====== Dataset content ======
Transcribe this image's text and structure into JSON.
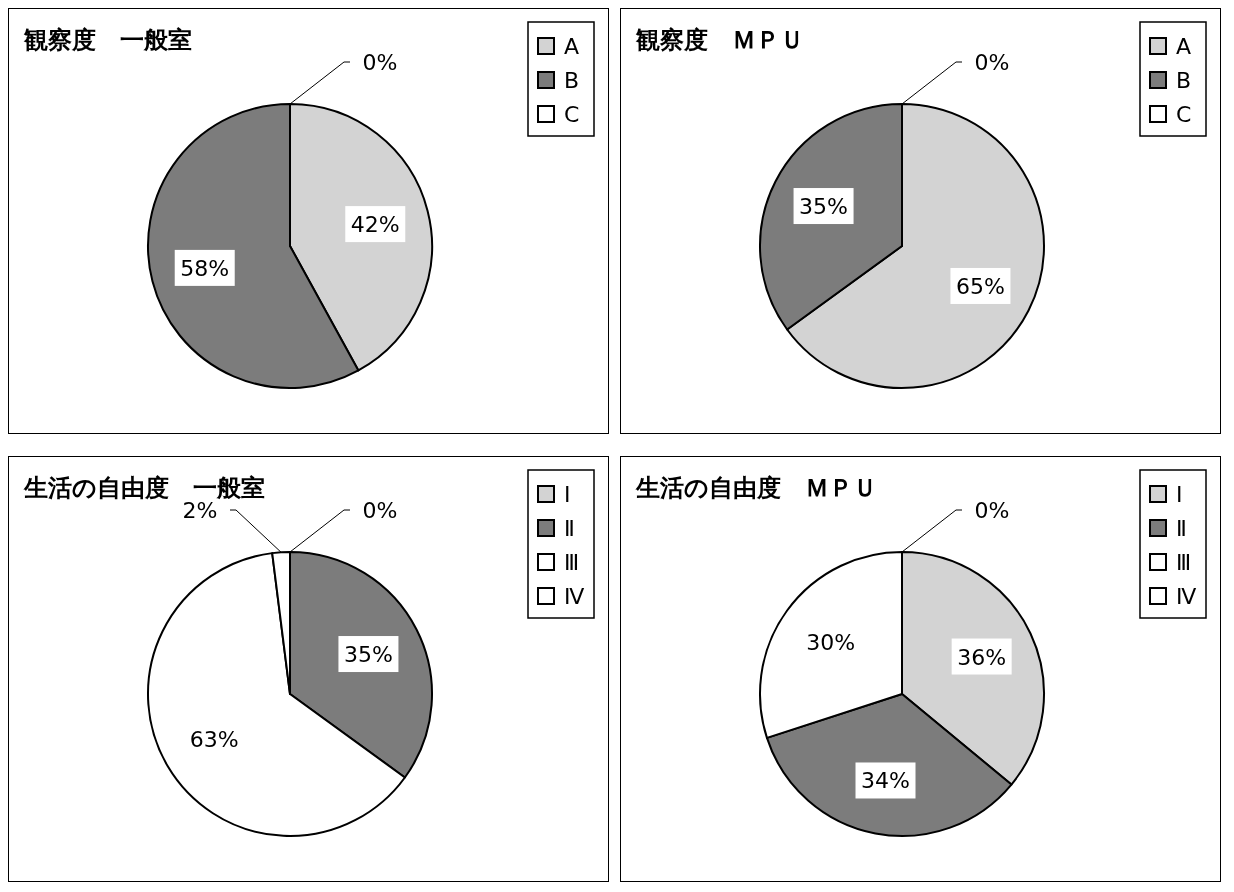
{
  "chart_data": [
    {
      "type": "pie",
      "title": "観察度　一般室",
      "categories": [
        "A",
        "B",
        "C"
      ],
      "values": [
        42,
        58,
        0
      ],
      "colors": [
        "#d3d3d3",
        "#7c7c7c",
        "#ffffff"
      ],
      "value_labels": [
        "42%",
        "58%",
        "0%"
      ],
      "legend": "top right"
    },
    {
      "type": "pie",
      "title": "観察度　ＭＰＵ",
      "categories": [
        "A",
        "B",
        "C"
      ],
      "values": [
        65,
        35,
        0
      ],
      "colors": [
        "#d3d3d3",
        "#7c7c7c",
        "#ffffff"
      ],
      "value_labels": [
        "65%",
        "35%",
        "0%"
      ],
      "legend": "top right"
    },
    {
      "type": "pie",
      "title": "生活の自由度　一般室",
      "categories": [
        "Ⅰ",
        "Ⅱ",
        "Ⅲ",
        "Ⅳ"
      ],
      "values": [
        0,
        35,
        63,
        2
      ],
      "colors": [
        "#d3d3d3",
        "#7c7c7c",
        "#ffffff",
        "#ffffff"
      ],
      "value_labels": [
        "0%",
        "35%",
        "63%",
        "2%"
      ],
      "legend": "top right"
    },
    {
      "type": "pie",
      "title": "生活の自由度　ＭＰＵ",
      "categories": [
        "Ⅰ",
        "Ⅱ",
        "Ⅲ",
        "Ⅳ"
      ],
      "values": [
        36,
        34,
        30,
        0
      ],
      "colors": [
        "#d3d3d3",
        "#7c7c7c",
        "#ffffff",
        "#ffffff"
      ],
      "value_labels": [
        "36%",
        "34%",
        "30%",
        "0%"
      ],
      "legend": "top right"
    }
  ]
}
======
====== Dataset content ======
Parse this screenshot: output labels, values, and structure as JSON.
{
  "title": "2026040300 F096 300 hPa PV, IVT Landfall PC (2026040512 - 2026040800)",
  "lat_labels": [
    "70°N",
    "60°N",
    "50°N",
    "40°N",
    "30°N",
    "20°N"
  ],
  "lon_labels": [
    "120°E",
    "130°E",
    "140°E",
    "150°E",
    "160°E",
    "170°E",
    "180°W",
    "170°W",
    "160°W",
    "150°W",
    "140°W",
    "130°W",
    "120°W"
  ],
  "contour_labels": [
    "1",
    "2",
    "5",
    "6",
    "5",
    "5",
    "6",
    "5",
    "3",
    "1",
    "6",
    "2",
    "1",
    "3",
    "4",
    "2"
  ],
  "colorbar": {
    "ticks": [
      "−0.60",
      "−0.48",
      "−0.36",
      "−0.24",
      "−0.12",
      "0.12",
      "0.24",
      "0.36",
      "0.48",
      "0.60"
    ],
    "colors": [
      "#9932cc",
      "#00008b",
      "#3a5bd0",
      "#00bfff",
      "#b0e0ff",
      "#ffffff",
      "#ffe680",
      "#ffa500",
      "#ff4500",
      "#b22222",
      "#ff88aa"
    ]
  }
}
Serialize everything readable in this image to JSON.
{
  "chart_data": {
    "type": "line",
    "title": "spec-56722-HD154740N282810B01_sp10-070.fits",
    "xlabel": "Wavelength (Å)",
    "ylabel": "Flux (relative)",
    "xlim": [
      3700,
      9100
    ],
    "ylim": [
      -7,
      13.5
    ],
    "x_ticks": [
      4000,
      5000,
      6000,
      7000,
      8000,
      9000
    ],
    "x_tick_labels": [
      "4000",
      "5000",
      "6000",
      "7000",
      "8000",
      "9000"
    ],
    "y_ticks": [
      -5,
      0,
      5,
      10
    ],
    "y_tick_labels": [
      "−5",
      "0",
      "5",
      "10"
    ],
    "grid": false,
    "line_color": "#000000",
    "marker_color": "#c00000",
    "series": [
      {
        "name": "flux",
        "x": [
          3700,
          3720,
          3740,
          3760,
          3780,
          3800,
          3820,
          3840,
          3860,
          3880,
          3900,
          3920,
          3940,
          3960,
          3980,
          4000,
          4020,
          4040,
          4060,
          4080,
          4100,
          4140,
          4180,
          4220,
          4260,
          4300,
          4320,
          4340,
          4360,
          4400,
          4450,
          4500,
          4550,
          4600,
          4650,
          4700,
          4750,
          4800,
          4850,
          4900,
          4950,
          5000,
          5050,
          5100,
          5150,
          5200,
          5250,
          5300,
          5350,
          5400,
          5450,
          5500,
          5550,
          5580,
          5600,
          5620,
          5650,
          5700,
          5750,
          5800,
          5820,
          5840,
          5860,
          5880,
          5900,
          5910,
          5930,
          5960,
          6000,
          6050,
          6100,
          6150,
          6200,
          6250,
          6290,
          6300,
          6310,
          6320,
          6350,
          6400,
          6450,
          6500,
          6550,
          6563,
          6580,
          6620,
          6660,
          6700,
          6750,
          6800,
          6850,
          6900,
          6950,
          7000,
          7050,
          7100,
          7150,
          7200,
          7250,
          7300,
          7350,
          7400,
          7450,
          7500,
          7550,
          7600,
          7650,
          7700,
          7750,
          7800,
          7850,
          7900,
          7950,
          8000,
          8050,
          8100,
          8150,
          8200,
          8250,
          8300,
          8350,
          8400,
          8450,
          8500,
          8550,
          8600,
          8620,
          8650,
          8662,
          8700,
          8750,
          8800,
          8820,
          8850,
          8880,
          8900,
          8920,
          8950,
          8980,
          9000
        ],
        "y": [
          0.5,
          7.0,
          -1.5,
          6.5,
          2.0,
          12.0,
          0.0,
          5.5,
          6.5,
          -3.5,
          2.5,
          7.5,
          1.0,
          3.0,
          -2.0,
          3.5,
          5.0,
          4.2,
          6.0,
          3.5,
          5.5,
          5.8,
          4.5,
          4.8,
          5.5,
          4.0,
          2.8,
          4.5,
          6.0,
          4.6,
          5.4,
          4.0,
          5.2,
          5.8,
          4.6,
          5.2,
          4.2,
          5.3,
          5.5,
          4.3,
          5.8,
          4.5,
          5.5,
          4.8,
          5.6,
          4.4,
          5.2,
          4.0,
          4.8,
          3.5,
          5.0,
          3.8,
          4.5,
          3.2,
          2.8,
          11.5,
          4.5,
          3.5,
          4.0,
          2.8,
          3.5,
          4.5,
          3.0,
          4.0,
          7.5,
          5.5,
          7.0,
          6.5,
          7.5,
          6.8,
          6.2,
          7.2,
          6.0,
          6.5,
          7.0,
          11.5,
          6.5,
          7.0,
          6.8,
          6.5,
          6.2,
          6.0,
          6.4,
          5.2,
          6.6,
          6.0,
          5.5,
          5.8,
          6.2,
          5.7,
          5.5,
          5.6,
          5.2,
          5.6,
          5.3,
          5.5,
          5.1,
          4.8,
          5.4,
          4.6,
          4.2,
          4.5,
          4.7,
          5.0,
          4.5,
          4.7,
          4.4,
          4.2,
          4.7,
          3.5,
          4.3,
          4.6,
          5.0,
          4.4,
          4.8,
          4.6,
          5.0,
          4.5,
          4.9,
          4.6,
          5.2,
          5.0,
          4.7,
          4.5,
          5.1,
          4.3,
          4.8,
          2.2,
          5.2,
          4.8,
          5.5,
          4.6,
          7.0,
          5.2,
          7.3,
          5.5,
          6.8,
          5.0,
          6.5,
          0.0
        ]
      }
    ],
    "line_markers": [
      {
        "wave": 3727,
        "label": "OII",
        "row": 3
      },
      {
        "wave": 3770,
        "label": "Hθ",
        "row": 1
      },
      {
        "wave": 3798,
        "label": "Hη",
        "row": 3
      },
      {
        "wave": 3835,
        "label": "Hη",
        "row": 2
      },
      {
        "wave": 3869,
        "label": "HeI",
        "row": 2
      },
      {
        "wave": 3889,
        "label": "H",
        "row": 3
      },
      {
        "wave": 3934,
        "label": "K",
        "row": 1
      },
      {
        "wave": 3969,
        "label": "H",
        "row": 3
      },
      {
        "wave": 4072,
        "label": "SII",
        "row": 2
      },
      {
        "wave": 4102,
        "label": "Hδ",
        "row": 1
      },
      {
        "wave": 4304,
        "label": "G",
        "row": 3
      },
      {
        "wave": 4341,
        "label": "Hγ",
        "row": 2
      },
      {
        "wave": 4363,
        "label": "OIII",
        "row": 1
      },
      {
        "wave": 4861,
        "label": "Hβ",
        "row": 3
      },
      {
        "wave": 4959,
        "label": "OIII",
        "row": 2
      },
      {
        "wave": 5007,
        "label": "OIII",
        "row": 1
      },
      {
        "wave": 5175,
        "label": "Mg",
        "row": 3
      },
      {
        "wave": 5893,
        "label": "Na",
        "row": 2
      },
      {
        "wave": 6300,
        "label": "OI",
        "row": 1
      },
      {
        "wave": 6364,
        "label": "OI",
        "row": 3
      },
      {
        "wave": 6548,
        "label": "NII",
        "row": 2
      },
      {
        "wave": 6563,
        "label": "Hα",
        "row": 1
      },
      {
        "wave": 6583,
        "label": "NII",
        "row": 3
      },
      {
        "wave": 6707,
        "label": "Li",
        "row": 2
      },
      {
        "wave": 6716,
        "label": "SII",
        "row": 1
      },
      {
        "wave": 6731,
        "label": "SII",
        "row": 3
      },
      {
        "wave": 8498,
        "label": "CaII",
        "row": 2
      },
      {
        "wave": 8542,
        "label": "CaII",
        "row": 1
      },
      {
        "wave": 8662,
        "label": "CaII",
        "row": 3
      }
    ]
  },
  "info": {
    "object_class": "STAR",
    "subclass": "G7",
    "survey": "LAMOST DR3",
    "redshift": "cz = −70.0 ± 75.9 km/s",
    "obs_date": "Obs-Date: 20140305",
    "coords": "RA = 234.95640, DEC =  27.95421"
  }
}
======
====== Dataset content ======
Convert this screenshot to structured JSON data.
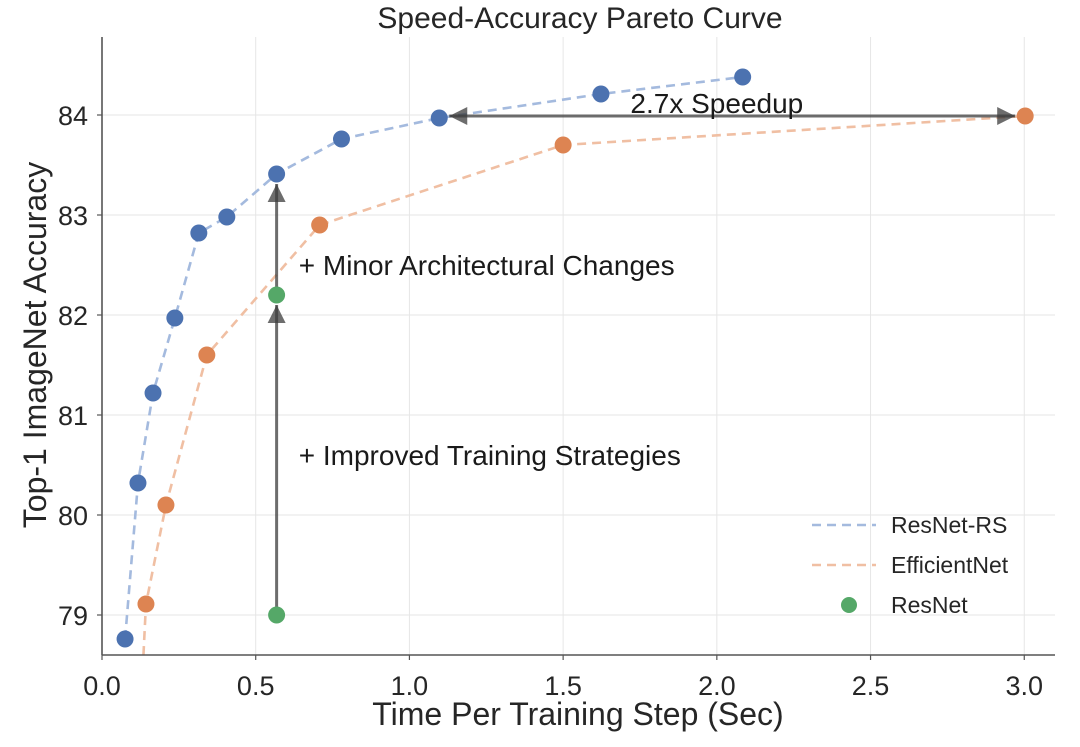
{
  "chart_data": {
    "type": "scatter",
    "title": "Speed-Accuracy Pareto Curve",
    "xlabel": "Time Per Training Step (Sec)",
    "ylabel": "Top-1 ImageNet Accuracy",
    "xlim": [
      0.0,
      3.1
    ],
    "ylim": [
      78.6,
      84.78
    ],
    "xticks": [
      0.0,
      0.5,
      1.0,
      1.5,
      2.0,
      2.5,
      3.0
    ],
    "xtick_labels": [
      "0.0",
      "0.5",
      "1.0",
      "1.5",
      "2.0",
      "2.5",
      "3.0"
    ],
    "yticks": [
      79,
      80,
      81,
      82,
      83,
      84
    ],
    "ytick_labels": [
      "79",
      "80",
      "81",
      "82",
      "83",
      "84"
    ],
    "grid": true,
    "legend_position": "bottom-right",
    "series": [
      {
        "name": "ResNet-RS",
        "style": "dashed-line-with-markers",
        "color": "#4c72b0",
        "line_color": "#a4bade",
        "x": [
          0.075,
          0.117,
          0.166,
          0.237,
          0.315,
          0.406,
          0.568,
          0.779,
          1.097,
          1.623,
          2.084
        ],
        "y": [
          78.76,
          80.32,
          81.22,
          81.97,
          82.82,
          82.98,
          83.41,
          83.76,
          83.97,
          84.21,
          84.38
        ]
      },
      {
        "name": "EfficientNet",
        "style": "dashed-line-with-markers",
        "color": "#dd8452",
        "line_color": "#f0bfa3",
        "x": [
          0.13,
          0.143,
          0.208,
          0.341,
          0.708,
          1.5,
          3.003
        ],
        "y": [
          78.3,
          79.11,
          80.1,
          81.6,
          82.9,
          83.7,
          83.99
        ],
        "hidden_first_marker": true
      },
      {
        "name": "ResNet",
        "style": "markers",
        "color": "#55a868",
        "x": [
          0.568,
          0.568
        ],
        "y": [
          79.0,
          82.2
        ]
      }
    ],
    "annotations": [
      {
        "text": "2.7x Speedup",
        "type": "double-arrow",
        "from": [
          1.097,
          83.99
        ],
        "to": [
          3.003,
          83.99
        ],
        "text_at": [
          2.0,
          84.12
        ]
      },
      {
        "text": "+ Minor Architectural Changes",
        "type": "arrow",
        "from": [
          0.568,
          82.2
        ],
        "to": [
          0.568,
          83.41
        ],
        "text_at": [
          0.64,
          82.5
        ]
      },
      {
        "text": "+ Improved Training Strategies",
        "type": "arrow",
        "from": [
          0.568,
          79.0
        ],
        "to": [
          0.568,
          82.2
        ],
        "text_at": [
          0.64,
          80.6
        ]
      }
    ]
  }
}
======
→ Exercise
Tell how many lines of the data above hold the string "Accuracy". Give only the number.

→ Problem solution
2